*TO DO*
Copy the rows from the line that contains "I need the location" through the line that contains "row-checkbox[interactable] bbox=[242, 310, 259, 328]", substituting "period-select" for "month-select" and leaving everything else unchanged.

** begin RECORDS FOR THE TASK **

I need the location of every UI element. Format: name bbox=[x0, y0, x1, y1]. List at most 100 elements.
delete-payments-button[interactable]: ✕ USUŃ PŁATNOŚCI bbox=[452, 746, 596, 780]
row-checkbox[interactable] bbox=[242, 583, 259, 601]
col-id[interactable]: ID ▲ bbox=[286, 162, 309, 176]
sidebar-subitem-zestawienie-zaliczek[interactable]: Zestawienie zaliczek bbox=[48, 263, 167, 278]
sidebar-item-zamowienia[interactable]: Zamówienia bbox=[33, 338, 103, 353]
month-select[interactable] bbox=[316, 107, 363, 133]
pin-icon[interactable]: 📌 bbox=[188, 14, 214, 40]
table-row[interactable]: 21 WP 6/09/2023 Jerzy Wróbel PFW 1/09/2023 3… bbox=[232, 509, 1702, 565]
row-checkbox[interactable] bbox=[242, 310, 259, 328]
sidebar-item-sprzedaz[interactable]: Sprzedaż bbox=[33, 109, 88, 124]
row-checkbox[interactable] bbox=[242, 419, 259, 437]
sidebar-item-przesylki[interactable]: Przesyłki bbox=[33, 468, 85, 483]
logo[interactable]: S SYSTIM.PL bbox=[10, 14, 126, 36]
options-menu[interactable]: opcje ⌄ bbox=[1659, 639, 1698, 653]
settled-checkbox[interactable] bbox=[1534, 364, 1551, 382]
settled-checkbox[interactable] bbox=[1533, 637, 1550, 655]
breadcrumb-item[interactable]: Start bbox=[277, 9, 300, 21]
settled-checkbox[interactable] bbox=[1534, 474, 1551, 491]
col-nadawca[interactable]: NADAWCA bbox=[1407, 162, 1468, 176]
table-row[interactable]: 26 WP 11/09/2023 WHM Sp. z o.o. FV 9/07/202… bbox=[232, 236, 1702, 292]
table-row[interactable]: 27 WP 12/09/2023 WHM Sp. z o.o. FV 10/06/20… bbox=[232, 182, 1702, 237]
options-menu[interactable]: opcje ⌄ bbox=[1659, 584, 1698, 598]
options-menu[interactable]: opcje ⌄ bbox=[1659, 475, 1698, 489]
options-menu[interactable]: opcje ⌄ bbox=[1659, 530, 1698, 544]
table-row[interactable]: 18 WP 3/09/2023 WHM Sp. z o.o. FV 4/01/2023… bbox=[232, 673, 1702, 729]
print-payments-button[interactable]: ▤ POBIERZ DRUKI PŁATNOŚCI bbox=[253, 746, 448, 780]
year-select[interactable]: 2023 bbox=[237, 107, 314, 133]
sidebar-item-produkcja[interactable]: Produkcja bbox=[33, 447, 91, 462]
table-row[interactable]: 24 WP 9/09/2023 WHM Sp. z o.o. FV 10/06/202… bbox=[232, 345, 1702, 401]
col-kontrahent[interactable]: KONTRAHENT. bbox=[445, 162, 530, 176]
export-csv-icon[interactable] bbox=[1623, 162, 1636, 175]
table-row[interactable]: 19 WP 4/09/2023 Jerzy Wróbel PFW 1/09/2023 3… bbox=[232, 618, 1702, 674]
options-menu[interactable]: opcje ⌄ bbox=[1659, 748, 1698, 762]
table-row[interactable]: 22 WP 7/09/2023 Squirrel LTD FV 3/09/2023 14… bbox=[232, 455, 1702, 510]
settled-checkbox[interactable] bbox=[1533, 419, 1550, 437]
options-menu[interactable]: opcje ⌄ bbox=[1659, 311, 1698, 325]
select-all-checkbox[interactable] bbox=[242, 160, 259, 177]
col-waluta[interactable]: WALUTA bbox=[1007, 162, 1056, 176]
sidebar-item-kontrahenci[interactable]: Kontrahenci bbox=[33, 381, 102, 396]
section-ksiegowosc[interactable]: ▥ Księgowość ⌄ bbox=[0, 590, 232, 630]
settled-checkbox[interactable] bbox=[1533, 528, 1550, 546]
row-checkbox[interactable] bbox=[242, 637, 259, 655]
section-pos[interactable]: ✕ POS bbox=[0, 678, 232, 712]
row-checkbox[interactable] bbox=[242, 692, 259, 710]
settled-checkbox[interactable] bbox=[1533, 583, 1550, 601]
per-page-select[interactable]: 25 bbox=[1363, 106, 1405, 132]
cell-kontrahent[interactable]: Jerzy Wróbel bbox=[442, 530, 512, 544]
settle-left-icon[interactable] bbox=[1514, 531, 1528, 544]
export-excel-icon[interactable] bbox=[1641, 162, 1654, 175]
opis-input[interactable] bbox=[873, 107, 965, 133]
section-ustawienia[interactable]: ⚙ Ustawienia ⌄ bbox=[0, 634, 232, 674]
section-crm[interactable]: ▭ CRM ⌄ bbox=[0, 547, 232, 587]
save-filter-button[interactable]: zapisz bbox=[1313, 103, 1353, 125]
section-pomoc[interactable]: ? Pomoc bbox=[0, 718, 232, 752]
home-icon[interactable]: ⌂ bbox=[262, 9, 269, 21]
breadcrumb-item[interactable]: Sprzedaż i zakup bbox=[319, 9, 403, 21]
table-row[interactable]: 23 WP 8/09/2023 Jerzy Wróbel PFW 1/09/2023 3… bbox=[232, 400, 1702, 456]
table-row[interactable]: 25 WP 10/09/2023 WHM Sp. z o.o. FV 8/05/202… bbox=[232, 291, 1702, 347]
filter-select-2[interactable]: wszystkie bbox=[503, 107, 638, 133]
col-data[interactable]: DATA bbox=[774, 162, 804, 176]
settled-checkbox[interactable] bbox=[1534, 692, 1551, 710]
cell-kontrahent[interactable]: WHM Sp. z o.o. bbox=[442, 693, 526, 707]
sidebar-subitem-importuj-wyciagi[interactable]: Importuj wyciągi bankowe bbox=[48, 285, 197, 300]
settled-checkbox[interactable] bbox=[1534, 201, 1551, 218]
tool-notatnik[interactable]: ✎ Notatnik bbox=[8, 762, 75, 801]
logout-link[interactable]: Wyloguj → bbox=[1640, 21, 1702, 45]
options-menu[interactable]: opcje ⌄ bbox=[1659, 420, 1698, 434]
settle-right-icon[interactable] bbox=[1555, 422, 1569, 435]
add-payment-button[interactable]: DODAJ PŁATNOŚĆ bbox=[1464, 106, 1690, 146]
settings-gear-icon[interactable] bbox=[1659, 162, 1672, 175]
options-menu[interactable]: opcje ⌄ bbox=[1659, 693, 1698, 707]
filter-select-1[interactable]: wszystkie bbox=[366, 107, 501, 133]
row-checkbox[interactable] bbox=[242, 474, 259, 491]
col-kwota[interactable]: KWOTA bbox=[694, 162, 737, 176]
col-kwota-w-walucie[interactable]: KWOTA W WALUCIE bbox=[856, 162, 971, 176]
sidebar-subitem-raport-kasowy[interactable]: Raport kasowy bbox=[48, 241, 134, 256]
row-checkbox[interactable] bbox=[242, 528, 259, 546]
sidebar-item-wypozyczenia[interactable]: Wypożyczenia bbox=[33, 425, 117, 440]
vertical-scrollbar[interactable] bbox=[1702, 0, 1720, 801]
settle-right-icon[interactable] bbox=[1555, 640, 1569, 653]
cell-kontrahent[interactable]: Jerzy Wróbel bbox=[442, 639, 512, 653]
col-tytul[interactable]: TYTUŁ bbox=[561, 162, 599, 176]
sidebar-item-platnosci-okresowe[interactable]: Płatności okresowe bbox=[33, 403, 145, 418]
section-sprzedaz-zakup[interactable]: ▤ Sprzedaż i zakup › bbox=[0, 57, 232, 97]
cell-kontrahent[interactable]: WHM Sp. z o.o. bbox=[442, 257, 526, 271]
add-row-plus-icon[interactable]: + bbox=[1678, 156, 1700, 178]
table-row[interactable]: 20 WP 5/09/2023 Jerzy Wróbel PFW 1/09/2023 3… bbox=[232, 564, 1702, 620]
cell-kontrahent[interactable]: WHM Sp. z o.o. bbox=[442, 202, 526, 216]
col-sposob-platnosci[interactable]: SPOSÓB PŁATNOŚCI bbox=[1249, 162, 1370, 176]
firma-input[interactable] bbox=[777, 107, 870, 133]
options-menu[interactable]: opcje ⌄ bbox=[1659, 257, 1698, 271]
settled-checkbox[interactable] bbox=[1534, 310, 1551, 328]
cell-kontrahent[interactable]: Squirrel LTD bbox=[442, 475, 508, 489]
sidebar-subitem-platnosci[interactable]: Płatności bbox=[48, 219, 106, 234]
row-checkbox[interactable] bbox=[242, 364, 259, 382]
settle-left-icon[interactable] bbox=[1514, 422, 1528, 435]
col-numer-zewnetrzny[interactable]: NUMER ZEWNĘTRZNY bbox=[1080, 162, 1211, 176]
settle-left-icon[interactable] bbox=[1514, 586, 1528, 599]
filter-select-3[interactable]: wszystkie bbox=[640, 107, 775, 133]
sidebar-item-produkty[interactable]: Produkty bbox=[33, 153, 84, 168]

** end RECORDS FOR THE TASK **
** begin RECORDS FOR THE TASK **

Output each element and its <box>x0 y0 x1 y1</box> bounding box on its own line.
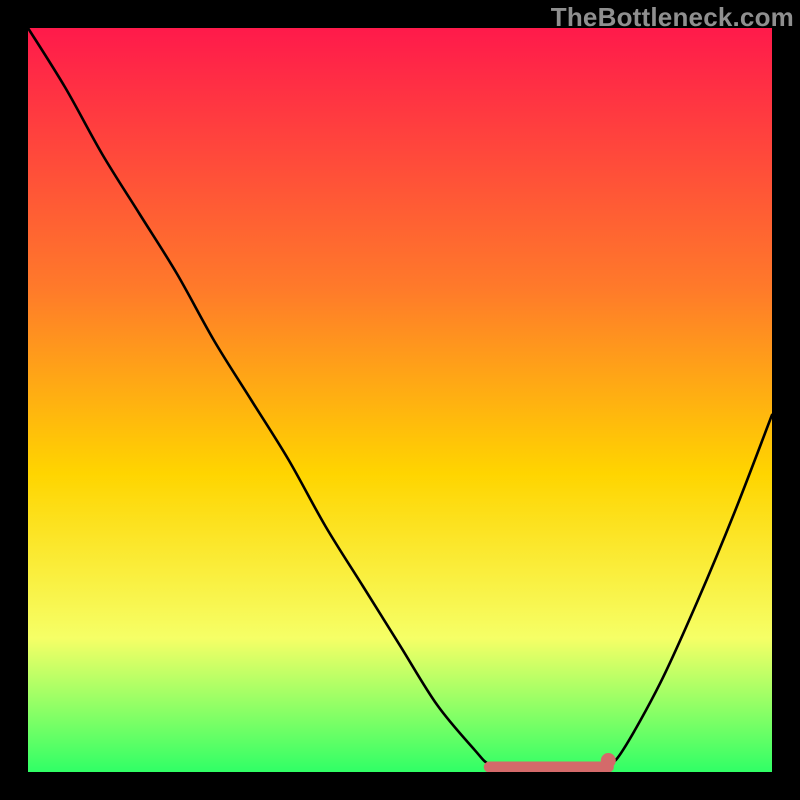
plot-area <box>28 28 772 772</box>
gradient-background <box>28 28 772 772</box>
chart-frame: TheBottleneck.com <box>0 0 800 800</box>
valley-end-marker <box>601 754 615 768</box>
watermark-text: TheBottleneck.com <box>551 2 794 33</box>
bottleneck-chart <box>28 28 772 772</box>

** end RECORDS FOR THE TASK **

*CORRECT RESULT*
I need the location of every UI element. Format: name bbox=[x0, y0, x1, y1]. List at most 100 elements.
delete-payments-button[interactable]: ✕ USUŃ PŁATNOŚCI bbox=[452, 746, 596, 780]
row-checkbox[interactable] bbox=[242, 583, 259, 601]
col-id[interactable]: ID ▲ bbox=[286, 162, 309, 176]
sidebar-subitem-zestawienie-zaliczek[interactable]: Zestawienie zaliczek bbox=[48, 263, 167, 278]
sidebar-item-zamowienia[interactable]: Zamówienia bbox=[33, 338, 103, 353]
period-select[interactable] bbox=[316, 107, 363, 133]
pin-icon[interactable]: 📌 bbox=[188, 14, 214, 40]
table-row[interactable]: 21 WP 6/09/2023 Jerzy Wróbel PFW 1/09/2023 3… bbox=[232, 509, 1702, 565]
row-checkbox[interactable] bbox=[242, 310, 259, 328]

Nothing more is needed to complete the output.